▸ **Provided data**
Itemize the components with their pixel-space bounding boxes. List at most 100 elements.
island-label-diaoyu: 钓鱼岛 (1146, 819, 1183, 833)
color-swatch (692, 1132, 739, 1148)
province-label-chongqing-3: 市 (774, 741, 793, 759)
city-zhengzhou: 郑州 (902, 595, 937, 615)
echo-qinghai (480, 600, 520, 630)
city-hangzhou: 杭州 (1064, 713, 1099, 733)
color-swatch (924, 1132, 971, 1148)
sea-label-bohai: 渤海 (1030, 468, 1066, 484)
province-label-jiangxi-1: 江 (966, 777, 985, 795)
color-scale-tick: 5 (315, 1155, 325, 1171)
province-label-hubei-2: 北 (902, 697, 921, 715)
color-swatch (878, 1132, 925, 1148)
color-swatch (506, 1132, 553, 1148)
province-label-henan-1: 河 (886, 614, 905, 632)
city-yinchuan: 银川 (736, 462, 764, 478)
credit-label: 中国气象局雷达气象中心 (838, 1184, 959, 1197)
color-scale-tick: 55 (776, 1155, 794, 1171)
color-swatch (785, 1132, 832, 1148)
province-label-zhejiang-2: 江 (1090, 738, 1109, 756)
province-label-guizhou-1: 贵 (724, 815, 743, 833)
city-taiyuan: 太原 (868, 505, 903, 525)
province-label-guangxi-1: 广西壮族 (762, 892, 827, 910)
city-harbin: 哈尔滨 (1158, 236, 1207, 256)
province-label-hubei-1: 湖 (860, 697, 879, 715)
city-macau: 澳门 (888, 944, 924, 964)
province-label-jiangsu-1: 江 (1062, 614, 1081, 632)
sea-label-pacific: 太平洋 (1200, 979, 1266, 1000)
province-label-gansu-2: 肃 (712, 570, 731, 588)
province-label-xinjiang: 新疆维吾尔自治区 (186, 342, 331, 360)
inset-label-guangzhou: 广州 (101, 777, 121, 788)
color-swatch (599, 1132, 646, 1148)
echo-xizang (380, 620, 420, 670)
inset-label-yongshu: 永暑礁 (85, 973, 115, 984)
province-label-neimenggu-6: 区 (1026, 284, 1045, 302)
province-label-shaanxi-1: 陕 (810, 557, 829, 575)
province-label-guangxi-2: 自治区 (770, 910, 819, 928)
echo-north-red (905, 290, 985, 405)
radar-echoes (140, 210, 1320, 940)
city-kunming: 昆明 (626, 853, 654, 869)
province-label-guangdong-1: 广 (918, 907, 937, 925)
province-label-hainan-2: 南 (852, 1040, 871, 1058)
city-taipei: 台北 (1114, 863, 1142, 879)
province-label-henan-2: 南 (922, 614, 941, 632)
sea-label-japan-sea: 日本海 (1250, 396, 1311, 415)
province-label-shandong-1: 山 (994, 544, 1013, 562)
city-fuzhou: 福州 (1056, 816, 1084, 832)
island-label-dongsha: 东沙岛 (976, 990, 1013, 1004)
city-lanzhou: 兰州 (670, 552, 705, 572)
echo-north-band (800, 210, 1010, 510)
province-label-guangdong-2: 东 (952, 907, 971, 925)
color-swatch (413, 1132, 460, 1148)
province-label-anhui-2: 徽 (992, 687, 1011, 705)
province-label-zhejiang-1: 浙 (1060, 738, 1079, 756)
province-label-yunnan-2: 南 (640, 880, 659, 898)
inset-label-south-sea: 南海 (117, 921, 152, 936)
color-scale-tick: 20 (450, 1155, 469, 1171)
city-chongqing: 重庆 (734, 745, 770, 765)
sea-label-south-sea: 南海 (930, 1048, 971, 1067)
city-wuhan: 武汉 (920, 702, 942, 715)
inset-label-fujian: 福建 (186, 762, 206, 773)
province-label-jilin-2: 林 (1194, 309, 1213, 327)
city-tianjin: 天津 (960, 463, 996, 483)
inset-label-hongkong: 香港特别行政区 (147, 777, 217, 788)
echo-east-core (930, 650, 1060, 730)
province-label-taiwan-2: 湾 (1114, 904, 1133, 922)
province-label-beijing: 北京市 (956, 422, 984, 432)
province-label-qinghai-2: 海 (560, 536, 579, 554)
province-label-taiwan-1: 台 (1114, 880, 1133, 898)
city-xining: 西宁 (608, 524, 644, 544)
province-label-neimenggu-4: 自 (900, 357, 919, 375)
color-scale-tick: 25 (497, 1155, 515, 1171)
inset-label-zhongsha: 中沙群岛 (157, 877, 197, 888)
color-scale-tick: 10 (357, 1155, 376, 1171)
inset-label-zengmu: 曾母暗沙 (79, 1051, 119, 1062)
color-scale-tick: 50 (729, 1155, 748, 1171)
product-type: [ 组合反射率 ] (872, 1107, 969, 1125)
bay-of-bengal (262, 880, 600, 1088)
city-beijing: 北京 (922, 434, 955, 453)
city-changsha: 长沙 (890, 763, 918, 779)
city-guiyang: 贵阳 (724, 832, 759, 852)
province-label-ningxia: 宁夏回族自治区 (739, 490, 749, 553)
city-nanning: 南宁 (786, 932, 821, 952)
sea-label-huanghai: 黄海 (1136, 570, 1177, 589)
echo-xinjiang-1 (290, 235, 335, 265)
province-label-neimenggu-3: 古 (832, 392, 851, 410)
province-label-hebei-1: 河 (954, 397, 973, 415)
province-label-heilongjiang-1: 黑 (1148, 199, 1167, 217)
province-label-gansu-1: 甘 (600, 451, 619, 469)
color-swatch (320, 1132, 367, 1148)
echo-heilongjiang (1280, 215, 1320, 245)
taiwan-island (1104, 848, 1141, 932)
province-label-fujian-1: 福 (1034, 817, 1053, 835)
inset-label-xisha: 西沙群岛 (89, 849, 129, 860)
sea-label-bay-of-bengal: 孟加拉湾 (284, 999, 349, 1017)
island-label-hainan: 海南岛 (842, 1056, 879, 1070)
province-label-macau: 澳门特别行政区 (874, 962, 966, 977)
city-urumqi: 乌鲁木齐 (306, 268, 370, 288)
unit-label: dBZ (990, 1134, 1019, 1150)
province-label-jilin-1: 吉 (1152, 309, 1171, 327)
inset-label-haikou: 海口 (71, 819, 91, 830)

▸ **Written exercise**
Print every line of the entries above, unchanged and in the same order.

▸ **Written response**
Itemize the components with their pixel-space bounding boxes. List at most 100 elements.
island-label-diaoyu: 钓鱼岛 (1146, 819, 1183, 833)
color-swatch (692, 1132, 739, 1148)
province-label-chongqing-3: 市 (774, 741, 793, 759)
city-zhengzhou: 郑州 (902, 595, 937, 615)
echo-qinghai (480, 600, 520, 630)
city-hangzhou: 杭州 (1064, 713, 1099, 733)
color-swatch (924, 1132, 971, 1148)
sea-label-bohai: 渤海 (1030, 468, 1066, 484)
province-label-jiangxi-1: 江 (966, 777, 985, 795)
color-scale-tick: 5 (315, 1155, 325, 1171)
province-label-hubei-2: 北 (902, 697, 921, 715)
color-swatch (878, 1132, 925, 1148)
color-swatch (506, 1132, 553, 1148)
province-label-henan-1: 河 (886, 614, 905, 632)
city-yinchuan: 银川 (736, 462, 764, 478)
credit-label: 中国气象局雷达气象中心 (838, 1184, 959, 1197)
color-scale-tick: 55 (776, 1155, 794, 1171)
color-swatch (785, 1132, 832, 1148)
province-label-zhejiang-2: 江 (1090, 738, 1109, 756)
province-label-guizhou-1: 贵 (724, 815, 743, 833)
city-taiyuan: 太原 (868, 505, 903, 525)
province-label-guangxi-1: 广西壮族 (762, 892, 827, 910)
city-harbin: 哈尔滨 (1158, 236, 1207, 256)
province-label-hubei-1: 湖 (860, 697, 879, 715)
city-macau: 澳门 (888, 944, 924, 964)
province-label-jiangsu-1: 江 (1062, 614, 1081, 632)
sea-label-pacific: 太平洋 (1200, 979, 1266, 1000)
province-label-gansu-2: 肃 (712, 570, 731, 588)
province-label-xinjiang: 新疆维吾尔自治区 (186, 342, 331, 360)
inset-label-guangzhou: 广州 (101, 777, 121, 788)
color-swatch (599, 1132, 646, 1148)
echo-xizang (380, 620, 420, 670)
inset-label-yongshu: 永暑礁 (85, 973, 115, 984)
province-label-neimenggu-6: 区 (1026, 284, 1045, 302)
province-label-shaanxi-1: 陕 (810, 557, 829, 575)
province-label-guangxi-2: 自治区 (770, 910, 819, 928)
echo-north-red (905, 290, 985, 405)
radar-echoes (140, 210, 1320, 940)
city-kunming: 昆明 (626, 853, 654, 869)
province-label-guangdong-1: 广 (918, 907, 937, 925)
province-label-hainan-2: 南 (852, 1040, 871, 1058)
city-taipei: 台北 (1114, 863, 1142, 879)
province-label-henan-2: 南 (922, 614, 941, 632)
sea-label-japan-sea: 日本海 (1250, 396, 1311, 415)
province-label-shandong-1: 山 (994, 544, 1013, 562)
city-fuzhou: 福州 (1056, 816, 1084, 832)
island-label-dongsha: 东沙岛 (976, 990, 1013, 1004)
city-lanzhou: 兰州 (670, 552, 705, 572)
echo-north-band (800, 210, 1010, 510)
province-label-guangdong-2: 东 (952, 907, 971, 925)
color-swatch (413, 1132, 460, 1148)
province-label-anhui-2: 徽 (992, 687, 1011, 705)
province-label-zhejiang-1: 浙 (1060, 738, 1079, 756)
province-label-yunnan-2: 南 (640, 880, 659, 898)
inset-label-south-sea: 南海 (117, 921, 152, 936)
color-scale-tick: 20 (450, 1155, 469, 1171)
city-chongqing: 重庆 (734, 745, 770, 765)
sea-label-south-sea: 南海 (930, 1048, 971, 1067)
city-wuhan: 武汉 (920, 702, 942, 715)
inset-label-fujian: 福建 (186, 762, 206, 773)
province-label-jilin-2: 林 (1194, 309, 1213, 327)
city-tianjin: 天津 (960, 463, 996, 483)
inset-label-hongkong: 香港特别行政区 (147, 777, 217, 788)
echo-east-core (930, 650, 1060, 730)
province-label-taiwan-2: 湾 (1114, 904, 1133, 922)
province-label-beijing: 北京市 (956, 422, 984, 432)
province-label-qinghai-2: 海 (560, 536, 579, 554)
province-label-taiwan-1: 台 (1114, 880, 1133, 898)
city-xining: 西宁 (608, 524, 644, 544)
province-label-neimenggu-4: 自 (900, 357, 919, 375)
color-scale-tick: 25 (497, 1155, 515, 1171)
inset-label-zhongsha: 中沙群岛 (157, 877, 197, 888)
color-scale-tick: 10 (357, 1155, 376, 1171)
inset-label-zengmu: 曾母暗沙 (79, 1051, 119, 1062)
color-scale-tick: 50 (729, 1155, 748, 1171)
product-type: [ 组合反射率 ] (872, 1107, 969, 1125)
bay-of-bengal (262, 880, 600, 1088)
city-beijing: 北京 (922, 434, 955, 453)
city-changsha: 长沙 (890, 763, 918, 779)
city-guiyang: 贵阳 (724, 832, 759, 852)
province-label-ningxia: 宁夏回族自治区 (739, 490, 749, 553)
city-nanning: 南宁 (786, 932, 821, 952)
sea-label-huanghai: 黄海 (1136, 570, 1177, 589)
echo-xinjiang-1 (290, 235, 335, 265)
province-label-neimenggu-3: 古 (832, 392, 851, 410)
province-label-hebei-1: 河 (954, 397, 973, 415)
province-label-heilongjiang-1: 黑 (1148, 199, 1167, 217)
province-label-gansu-1: 甘 (600, 451, 619, 469)
color-swatch (320, 1132, 367, 1148)
echo-heilongjiang (1280, 215, 1320, 245)
taiwan-island (1104, 848, 1141, 932)
province-label-fujian-1: 福 (1034, 817, 1053, 835)
inset-label-xisha: 西沙群岛 (89, 849, 129, 860)
sea-label-bay-of-bengal: 孟加拉湾 (284, 999, 349, 1017)
island-label-hainan: 海南岛 (842, 1056, 879, 1070)
province-label-macau: 澳门特别行政区 (874, 962, 966, 977)
city-urumqi: 乌鲁木齐 (306, 268, 370, 288)
unit-label: dBZ (990, 1134, 1019, 1150)
province-label-jilin-1: 吉 (1152, 309, 1171, 327)
inset-label-haikou: 海口 (71, 819, 91, 830)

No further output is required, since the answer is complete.